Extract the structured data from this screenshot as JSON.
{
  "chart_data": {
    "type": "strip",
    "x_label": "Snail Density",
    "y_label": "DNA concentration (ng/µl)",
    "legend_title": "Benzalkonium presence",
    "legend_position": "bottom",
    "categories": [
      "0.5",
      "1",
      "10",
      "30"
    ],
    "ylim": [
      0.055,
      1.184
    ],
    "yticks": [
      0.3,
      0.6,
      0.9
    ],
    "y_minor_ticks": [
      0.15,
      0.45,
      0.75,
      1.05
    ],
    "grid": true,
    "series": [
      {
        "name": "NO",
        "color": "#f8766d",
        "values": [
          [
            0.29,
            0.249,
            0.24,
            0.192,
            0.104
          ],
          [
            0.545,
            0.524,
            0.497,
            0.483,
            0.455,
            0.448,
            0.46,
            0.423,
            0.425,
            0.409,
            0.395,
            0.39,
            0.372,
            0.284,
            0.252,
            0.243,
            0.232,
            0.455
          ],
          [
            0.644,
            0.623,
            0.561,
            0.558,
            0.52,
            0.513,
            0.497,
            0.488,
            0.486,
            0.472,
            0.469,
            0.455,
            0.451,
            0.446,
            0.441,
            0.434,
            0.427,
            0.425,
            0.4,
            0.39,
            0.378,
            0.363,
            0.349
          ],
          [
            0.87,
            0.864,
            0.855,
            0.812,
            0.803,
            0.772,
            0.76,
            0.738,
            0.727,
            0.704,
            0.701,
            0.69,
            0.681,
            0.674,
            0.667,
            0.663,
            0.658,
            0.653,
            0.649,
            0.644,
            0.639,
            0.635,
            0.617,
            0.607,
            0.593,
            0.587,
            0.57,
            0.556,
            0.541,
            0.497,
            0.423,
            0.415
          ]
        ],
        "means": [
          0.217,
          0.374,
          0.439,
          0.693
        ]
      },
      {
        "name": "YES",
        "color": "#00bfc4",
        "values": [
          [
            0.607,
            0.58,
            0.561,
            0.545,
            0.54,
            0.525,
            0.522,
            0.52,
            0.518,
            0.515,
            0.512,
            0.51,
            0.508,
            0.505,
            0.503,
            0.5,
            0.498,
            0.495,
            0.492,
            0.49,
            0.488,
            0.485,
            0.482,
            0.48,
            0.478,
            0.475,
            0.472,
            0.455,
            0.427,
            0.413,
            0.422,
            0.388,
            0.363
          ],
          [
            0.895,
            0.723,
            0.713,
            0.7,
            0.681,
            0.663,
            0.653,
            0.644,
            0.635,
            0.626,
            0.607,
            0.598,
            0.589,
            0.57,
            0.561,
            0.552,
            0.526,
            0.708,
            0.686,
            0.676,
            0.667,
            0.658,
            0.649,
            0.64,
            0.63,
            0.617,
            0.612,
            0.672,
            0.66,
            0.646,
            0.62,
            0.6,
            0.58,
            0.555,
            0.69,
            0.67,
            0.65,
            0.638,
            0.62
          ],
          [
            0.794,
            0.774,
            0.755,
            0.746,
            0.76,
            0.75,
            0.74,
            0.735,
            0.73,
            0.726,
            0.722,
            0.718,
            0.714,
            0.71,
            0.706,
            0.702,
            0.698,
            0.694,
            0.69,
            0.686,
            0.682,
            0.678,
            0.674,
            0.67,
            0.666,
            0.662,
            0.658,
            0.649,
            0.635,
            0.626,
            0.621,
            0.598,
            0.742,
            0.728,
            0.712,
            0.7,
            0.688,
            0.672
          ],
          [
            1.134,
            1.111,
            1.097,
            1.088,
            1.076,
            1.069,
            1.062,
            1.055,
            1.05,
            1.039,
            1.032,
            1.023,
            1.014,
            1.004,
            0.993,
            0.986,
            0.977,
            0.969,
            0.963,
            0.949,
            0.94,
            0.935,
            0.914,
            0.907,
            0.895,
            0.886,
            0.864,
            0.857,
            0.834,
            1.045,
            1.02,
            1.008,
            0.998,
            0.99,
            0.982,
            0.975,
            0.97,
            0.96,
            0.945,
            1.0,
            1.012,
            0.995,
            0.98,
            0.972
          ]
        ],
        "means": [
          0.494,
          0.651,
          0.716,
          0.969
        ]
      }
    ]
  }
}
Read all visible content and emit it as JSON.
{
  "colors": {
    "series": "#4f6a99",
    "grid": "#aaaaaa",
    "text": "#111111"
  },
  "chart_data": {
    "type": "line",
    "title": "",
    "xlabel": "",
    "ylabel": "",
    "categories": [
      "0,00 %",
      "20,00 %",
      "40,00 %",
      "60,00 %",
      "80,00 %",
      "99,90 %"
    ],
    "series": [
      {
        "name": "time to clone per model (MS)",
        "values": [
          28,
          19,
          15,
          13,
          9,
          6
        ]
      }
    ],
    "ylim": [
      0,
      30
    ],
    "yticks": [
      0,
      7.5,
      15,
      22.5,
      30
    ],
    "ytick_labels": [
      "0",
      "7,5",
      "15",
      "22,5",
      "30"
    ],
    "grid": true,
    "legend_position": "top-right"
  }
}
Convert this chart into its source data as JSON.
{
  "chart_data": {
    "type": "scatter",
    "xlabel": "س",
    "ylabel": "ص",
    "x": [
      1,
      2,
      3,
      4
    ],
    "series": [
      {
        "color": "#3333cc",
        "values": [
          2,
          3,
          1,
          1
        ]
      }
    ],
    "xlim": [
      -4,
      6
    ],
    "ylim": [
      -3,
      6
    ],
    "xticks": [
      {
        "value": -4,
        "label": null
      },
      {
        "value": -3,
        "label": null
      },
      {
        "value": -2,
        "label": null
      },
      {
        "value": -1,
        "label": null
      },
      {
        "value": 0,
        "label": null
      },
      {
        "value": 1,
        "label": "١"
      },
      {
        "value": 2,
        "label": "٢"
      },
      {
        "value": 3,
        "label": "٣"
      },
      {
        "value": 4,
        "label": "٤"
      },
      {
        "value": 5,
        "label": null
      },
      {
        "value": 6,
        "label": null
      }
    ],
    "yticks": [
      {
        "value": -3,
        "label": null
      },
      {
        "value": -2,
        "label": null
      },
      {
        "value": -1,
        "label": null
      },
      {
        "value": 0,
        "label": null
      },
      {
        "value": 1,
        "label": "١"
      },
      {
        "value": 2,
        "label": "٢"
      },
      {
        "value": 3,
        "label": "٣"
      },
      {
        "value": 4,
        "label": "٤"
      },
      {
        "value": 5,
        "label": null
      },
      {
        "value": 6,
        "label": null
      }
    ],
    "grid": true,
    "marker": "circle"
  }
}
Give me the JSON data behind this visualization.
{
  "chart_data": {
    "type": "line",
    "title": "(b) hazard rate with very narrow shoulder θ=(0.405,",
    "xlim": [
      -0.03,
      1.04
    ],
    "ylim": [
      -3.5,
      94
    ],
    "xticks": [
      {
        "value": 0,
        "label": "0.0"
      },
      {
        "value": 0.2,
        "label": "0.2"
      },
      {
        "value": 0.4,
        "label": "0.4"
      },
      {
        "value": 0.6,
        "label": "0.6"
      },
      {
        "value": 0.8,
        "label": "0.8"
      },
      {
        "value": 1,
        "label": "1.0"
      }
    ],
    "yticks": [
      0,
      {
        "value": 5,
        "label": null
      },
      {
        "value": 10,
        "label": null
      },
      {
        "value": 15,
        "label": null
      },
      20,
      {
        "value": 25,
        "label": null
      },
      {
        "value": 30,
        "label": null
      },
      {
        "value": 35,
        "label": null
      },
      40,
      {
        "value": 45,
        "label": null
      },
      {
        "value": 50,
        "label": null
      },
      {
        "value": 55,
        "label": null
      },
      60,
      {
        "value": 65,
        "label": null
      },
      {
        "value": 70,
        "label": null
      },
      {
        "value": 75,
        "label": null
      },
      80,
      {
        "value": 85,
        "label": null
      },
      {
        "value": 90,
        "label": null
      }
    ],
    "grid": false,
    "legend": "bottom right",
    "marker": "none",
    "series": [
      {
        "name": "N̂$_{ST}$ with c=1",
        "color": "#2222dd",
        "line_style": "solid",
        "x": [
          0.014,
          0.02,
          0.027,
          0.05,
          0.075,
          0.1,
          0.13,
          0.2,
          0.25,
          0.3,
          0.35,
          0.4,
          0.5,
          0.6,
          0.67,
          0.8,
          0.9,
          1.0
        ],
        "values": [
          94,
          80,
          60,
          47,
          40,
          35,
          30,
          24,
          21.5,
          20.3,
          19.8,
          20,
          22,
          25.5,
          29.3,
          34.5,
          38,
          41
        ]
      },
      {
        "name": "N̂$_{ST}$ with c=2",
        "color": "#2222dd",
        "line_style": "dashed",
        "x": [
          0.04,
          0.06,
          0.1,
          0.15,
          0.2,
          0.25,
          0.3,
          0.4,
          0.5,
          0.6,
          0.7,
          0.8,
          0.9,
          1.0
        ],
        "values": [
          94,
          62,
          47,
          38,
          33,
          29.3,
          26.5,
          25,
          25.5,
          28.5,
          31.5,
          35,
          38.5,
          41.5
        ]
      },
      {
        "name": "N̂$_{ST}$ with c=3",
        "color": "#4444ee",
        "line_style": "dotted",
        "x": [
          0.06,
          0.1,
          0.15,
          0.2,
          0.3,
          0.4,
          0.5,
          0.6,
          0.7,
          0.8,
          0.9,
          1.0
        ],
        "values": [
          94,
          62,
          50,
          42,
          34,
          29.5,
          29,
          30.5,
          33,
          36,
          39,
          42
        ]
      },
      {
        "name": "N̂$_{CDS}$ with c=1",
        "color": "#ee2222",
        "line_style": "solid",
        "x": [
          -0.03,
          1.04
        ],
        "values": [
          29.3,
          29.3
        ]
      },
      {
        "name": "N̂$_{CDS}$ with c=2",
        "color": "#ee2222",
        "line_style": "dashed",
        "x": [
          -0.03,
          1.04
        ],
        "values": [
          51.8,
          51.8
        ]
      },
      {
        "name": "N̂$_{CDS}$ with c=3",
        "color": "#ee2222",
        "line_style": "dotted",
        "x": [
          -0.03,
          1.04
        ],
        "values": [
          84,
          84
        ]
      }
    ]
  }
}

#### Brief:
Filter the data for the string "with" and copy every line that has it.

#### Completed exercise:
    "title": "(b) hazard rate with very narrow shoulder θ=(0.405,",
        "name": "N̂$_{ST}$ with c=1",
        "name": "N̂$_{ST}$ with c=2",
        "name": "N̂$_{ST}$ with c=3",
        "name": "N̂$_{CDS}$ with c=1",
        "name": "N̂$_{CDS}$ with c=2",
        "name": "N̂$_{CDS}$ with c=3",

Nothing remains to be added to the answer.